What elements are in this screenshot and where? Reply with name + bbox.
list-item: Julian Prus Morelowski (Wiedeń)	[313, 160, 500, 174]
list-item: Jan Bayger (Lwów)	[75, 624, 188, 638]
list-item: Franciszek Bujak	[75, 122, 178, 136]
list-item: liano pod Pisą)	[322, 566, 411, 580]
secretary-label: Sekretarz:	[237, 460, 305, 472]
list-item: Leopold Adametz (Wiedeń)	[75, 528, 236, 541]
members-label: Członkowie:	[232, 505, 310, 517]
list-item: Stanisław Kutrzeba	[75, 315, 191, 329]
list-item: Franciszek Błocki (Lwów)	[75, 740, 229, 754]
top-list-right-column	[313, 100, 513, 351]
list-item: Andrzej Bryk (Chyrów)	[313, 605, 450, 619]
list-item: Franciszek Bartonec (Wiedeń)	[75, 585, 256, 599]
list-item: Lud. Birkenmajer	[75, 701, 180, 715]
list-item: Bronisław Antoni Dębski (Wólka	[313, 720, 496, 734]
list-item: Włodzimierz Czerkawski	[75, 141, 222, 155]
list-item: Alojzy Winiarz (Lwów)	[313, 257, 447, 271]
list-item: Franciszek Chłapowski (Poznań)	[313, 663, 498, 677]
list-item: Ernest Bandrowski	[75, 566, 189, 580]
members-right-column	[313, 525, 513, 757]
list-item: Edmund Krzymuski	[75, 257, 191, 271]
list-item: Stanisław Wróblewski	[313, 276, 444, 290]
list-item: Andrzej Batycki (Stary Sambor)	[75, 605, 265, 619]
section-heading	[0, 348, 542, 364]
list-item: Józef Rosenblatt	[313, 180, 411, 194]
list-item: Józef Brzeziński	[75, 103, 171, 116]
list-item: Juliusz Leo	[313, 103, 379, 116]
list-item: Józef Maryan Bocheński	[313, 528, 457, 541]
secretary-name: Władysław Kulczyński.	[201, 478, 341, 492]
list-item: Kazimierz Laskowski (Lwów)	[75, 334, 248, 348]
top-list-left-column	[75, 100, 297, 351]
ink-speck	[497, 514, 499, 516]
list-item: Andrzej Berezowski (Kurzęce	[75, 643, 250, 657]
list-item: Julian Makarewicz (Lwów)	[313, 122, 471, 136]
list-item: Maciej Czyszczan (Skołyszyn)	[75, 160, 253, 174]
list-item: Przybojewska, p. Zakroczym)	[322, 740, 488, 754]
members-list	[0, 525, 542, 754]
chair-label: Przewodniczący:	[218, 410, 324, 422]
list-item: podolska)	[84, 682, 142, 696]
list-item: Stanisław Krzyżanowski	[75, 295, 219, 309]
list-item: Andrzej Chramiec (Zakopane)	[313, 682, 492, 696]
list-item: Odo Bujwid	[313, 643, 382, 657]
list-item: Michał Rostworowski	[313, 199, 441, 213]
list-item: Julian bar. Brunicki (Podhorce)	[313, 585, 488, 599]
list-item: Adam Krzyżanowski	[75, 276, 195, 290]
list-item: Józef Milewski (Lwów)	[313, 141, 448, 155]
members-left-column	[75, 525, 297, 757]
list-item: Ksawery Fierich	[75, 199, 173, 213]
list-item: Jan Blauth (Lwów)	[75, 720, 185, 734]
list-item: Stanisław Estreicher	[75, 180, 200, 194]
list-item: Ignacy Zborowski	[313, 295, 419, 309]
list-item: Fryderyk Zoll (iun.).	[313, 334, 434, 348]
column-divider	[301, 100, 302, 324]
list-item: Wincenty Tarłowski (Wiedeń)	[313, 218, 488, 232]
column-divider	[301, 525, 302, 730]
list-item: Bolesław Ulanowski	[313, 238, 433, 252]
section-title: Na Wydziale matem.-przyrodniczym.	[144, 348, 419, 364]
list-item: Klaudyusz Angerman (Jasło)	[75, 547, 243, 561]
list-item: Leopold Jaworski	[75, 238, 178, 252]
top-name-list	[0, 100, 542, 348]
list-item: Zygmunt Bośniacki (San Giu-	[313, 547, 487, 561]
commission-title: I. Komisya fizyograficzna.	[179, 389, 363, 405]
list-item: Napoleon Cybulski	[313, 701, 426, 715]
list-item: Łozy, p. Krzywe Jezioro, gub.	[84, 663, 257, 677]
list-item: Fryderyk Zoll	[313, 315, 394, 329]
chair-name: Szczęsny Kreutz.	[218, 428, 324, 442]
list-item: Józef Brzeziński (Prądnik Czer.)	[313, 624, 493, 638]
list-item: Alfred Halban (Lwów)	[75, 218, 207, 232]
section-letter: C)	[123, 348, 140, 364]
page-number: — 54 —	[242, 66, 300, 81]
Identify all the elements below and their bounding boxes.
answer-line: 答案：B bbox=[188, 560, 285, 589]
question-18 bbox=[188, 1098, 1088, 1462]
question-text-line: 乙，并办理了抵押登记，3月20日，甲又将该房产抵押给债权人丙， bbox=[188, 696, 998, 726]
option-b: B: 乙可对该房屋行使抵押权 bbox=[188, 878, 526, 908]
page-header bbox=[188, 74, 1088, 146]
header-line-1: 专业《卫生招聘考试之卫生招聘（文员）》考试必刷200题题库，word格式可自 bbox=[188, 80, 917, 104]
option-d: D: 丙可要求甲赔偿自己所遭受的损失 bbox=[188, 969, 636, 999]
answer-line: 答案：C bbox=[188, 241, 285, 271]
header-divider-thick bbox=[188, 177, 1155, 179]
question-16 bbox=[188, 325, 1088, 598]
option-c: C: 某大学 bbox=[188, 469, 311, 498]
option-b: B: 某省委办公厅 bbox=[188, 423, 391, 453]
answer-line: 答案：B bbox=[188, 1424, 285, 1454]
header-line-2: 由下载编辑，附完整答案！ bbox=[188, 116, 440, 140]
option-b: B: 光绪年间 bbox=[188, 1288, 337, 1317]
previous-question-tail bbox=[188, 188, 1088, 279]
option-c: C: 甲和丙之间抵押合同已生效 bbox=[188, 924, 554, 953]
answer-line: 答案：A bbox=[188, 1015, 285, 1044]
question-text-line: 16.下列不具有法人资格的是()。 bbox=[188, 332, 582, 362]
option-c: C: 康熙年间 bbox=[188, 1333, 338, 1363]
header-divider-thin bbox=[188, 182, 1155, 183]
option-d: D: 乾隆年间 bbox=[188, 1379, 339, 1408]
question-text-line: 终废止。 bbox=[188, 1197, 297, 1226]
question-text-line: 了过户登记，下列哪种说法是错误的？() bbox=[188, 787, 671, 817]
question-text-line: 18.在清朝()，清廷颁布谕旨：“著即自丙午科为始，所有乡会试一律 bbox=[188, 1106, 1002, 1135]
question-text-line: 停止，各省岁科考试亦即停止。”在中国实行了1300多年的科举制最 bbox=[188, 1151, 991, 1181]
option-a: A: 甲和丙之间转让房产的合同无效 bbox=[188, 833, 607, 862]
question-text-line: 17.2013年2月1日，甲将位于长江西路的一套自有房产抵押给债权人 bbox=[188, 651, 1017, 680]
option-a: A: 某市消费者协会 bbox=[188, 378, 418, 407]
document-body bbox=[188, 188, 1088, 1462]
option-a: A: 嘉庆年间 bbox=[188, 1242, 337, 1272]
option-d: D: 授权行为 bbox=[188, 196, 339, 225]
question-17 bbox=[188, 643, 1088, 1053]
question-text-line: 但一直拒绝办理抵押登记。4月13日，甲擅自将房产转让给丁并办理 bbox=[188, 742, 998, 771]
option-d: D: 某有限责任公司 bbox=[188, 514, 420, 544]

..............................

**DIRECTION**
Reproduce the listing in full, renaming every occurrence of "list-item" to "list-entry" and leaving everything else unchanged.

**RESULT OF THIS EXERCISE**
What elements are in this screenshot and where? Reply with name + bbox.
list-entry: Julian Prus Morelowski (Wiedeń)	[313, 160, 500, 174]
list-entry: Jan Bayger (Lwów)	[75, 624, 188, 638]
list-entry: Franciszek Bujak	[75, 122, 178, 136]
list-entry: liano pod Pisą)	[322, 566, 411, 580]
secretary-label: Sekretarz:	[237, 460, 305, 472]
list-entry: Leopold Adametz (Wiedeń)	[75, 528, 236, 541]
members-label: Członkowie:	[232, 505, 310, 517]
list-entry: Stanisław Kutrzeba	[75, 315, 191, 329]
list-entry: Franciszek Błocki (Lwów)	[75, 740, 229, 754]
top-list-right-column	[313, 100, 513, 351]
list-entry: Andrzej Bryk (Chyrów)	[313, 605, 450, 619]
list-entry: Franciszek Bartonec (Wiedeń)	[75, 585, 256, 599]
list-entry: Lud. Birkenmajer	[75, 701, 180, 715]
list-entry: Bronisław Antoni Dębski (Wólka	[313, 720, 496, 734]
list-entry: Włodzimierz Czerkawski	[75, 141, 222, 155]
list-entry: Alojzy Winiarz (Lwów)	[313, 257, 447, 271]
list-entry: Franciszek Chłapowski (Poznań)	[313, 663, 498, 677]
list-entry: Ernest Bandrowski	[75, 566, 189, 580]
members-right-column	[313, 525, 513, 757]
list-entry: Edmund Krzymuski	[75, 257, 191, 271]
list-entry: Stanisław Wróblewski	[313, 276, 444, 290]
list-entry: Andrzej Batycki (Stary Sambor)	[75, 605, 265, 619]
section-heading	[0, 348, 542, 364]
list-entry: Józef Rosenblatt	[313, 180, 411, 194]
list-entry: Józef Brzeziński	[75, 103, 171, 116]
list-entry: Juliusz Leo	[313, 103, 379, 116]
list-entry: Józef Maryan Bocheński	[313, 528, 457, 541]
secretary-name: Władysław Kulczyński.	[201, 478, 341, 492]
list-entry: Kazimierz Laskowski (Lwów)	[75, 334, 248, 348]
top-list-left-column	[75, 100, 297, 351]
ink-speck	[497, 514, 499, 516]
list-entry: Andrzej Berezowski (Kurzęce	[75, 643, 250, 657]
list-entry: Julian Makarewicz (Lwów)	[313, 122, 471, 136]
list-entry: Maciej Czyszczan (Skołyszyn)	[75, 160, 253, 174]
list-entry: Przybojewska, p. Zakroczym)	[322, 740, 488, 754]
members-list	[0, 525, 542, 754]
chair-label: Przewodniczący:	[218, 410, 324, 422]
list-entry: podolska)	[84, 682, 142, 696]
list-entry: Stanisław Krzyżanowski	[75, 295, 219, 309]
list-entry: Andrzej Chramiec (Zakopane)	[313, 682, 492, 696]
list-entry: Odo Bujwid	[313, 643, 382, 657]
list-entry: Michał Rostworowski	[313, 199, 441, 213]
list-entry: Julian bar. Brunicki (Podhorce)	[313, 585, 488, 599]
list-entry: Adam Krzyżanowski	[75, 276, 195, 290]
list-entry: Józef Milewski (Lwów)	[313, 141, 448, 155]
members-left-column	[75, 525, 297, 757]
list-entry: Ksawery Fierich	[75, 199, 173, 213]
list-entry: Jan Blauth (Lwów)	[75, 720, 185, 734]
list-entry: Stanisław Estreicher	[75, 180, 200, 194]
list-entry: Ignacy Zborowski	[313, 295, 419, 309]
list-entry: Fryderyk Zoll (iun.).	[313, 334, 434, 348]
column-divider	[301, 100, 302, 324]
list-entry: Wincenty Tarłowski (Wiedeń)	[313, 218, 488, 232]
column-divider	[301, 525, 302, 730]
list-entry: Bolesław Ulanowski	[313, 238, 433, 252]
section-title: Na Wydziale matem.-przyrodniczym.	[144, 348, 419, 364]
list-entry: Klaudyusz Angerman (Jasło)	[75, 547, 243, 561]
list-entry: Leopold Jaworski	[75, 238, 178, 252]
top-name-list	[0, 100, 542, 348]
list-entry: Zygmunt Bośniacki (San Giu-	[313, 547, 487, 561]
commission-title: I. Komisya fizyograficzna.	[179, 389, 363, 405]
list-entry: Napoleon Cybulski	[313, 701, 426, 715]
list-entry: Łozy, p. Krzywe Jezioro, gub.	[84, 663, 257, 677]
list-entry: Fryderyk Zoll	[313, 315, 394, 329]
chair-name: Szczęsny Kreutz.	[218, 428, 324, 442]
list-entry: Józef Brzeziński (Prądnik Czer.)	[313, 624, 493, 638]
list-entry: Alfred Halban (Lwów)	[75, 218, 207, 232]
section-letter: C)	[123, 348, 140, 364]
page-number: — 54 —	[242, 66, 300, 81]
Identify all the elements below and their bounding boxes.
answer-line: 答案：B bbox=[188, 560, 285, 589]
question-18 bbox=[188, 1098, 1088, 1462]
question-text-line: 乙，并办理了抵押登记，3月20日，甲又将该房产抵押给债权人丙， bbox=[188, 696, 998, 726]
option-b: B: 乙可对该房屋行使抵押权 bbox=[188, 878, 526, 908]
page-header bbox=[188, 74, 1088, 146]
header-line-1: 专业《卫生招聘考试之卫生招聘（文员）》考试必刷200题题库，word格式可自 bbox=[188, 80, 917, 104]
option-d: D: 丙可要求甲赔偿自己所遭受的损失 bbox=[188, 969, 636, 999]
answer-line: 答案：C bbox=[188, 241, 285, 271]
header-divider-thick bbox=[188, 177, 1155, 179]
question-16 bbox=[188, 325, 1088, 598]
option-c: C: 某大学 bbox=[188, 469, 311, 498]
option-b: B: 某省委办公厅 bbox=[188, 423, 391, 453]
answer-line: 答案：B bbox=[188, 1424, 285, 1454]
header-line-2: 由下载编辑，附完整答案！ bbox=[188, 116, 440, 140]
option-b: B: 光绪年间 bbox=[188, 1288, 337, 1317]
previous-question-tail bbox=[188, 188, 1088, 279]
option-c: C: 甲和丙之间抵押合同已生效 bbox=[188, 924, 554, 953]
answer-line: 答案：A bbox=[188, 1015, 285, 1044]
question-text-line: 16.下列不具有法人资格的是()。 bbox=[188, 332, 582, 362]
option-c: C: 康熙年间 bbox=[188, 1333, 338, 1363]
header-divider-thin bbox=[188, 182, 1155, 183]
option-d: D: 乾隆年间 bbox=[188, 1379, 339, 1408]
question-text-line: 终废止。 bbox=[188, 1197, 297, 1226]
question-text-line: 了过户登记，下列哪种说法是错误的？() bbox=[188, 787, 671, 817]
question-text-line: 18.在清朝()，清廷颁布谕旨：“著即自丙午科为始，所有乡会试一律 bbox=[188, 1106, 1002, 1135]
question-text-line: 停止，各省岁科考试亦即停止。”在中国实行了1300多年的科举制最 bbox=[188, 1151, 991, 1181]
option-a: A: 甲和丙之间转让房产的合同无效 bbox=[188, 833, 607, 862]
question-text-line: 17.2013年2月1日，甲将位于长江西路的一套自有房产抵押给债权人 bbox=[188, 651, 1017, 680]
option-a: A: 某市消费者协会 bbox=[188, 378, 418, 407]
document-body bbox=[188, 188, 1088, 1462]
option-a: A: 嘉庆年间 bbox=[188, 1242, 337, 1272]
option-d: D: 授权行为 bbox=[188, 196, 339, 225]
question-17 bbox=[188, 643, 1088, 1053]
question-text-line: 但一直拒绝办理抵押登记。4月13日，甲擅自将房产转让给丁并办理 bbox=[188, 742, 998, 771]
option-d: D: 某有限责任公司 bbox=[188, 514, 420, 544]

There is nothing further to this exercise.